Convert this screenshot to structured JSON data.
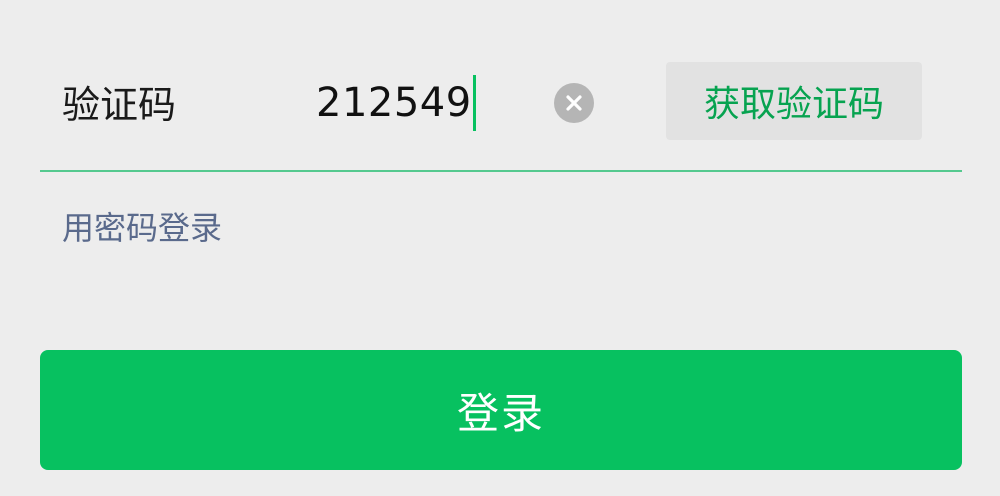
{
  "form": {
    "code_label": "验证码",
    "code_value": "212549",
    "get_code_label": "获取验证码",
    "password_login_label": "用密码登录",
    "login_button_label": "登录"
  },
  "icons": {
    "clear": "clear-circle-icon"
  },
  "colors": {
    "accent": "#07c160",
    "link": "#5a6a8c",
    "background": "#ededed"
  }
}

Job
Pictures are not part of the copy; reproduce everything else in the records exactly.

Answer to this task
Convert this screenshot to structured JSON data.
{
  "form": {
    "code_label": "验证码",
    "code_value": "212549",
    "get_code_label": "获取验证码",
    "password_login_label": "用密码登录",
    "login_button_label": "登录"
  },
  "icons": {
    "clear": "clear-circle-icon"
  },
  "colors": {
    "accent": "#07c160",
    "link": "#5a6a8c",
    "background": "#ededed"
  }
}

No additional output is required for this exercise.